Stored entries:
Begin
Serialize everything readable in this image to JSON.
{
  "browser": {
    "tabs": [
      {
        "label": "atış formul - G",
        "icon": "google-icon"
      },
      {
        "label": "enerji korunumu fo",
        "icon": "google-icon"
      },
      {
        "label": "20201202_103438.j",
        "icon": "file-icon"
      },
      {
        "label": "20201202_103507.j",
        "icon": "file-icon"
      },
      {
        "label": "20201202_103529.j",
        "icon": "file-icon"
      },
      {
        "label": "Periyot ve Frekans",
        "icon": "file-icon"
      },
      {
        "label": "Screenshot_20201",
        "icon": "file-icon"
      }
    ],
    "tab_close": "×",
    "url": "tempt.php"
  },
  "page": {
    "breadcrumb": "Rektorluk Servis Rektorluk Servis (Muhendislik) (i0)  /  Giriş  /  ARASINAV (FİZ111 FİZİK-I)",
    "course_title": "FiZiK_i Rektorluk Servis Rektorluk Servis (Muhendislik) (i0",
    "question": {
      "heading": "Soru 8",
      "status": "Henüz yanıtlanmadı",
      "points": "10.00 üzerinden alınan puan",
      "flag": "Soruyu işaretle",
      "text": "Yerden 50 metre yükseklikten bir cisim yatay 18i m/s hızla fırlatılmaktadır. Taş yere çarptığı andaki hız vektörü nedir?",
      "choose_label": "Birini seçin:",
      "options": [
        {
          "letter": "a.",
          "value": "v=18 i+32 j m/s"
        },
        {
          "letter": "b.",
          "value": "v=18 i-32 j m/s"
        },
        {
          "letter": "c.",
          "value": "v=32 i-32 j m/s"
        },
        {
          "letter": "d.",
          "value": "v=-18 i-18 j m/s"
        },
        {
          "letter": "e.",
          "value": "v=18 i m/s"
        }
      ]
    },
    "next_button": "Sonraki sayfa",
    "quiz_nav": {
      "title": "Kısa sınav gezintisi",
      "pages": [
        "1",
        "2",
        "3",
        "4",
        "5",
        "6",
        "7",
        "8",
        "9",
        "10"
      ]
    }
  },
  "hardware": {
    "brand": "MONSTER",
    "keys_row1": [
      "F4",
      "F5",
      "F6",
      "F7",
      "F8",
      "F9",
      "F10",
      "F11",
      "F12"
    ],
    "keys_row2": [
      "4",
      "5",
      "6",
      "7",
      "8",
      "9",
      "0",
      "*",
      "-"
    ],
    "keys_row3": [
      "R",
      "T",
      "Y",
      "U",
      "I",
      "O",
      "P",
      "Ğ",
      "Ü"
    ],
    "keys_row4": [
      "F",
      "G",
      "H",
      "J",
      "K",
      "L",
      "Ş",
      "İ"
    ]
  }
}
End
EXERCISE:
In the entries above, how many lines contain the word "Muhendislik"? Answer with the number only.

THE COMPLETED TASK:
2